YOUR GOAL: From the listing below, pull each line that includes "double".

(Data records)
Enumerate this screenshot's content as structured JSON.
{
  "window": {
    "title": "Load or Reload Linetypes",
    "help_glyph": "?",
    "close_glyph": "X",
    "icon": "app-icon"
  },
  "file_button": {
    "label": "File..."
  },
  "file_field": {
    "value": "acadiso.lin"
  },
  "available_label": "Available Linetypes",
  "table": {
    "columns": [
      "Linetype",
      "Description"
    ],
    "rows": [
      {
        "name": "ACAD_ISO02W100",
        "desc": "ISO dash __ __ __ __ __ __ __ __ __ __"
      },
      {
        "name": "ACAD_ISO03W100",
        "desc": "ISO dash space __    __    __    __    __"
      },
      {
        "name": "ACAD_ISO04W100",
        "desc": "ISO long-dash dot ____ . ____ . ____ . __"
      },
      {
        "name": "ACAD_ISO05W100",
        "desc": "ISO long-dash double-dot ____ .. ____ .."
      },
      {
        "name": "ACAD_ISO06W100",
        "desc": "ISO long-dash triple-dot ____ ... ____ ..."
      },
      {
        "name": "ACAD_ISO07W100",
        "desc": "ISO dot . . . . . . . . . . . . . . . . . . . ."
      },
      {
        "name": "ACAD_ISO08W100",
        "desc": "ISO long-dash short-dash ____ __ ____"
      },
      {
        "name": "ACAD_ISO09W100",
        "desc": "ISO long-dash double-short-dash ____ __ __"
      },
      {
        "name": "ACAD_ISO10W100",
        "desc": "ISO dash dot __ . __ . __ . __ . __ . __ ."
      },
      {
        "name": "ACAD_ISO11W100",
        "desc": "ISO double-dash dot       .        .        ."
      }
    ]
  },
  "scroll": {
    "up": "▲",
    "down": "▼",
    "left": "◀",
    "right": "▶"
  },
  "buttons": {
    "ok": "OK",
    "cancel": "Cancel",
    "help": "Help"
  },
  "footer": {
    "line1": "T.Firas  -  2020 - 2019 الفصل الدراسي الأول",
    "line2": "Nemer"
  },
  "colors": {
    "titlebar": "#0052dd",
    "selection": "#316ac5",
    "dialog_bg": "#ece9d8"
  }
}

TASK RESULT:
        "desc": "ISO long-dash double-dot ____ .. ____ .."
        "desc": "ISO long-dash double-short-dash ____ __ __"
        "desc": "ISO double-dash dot       .        .        ."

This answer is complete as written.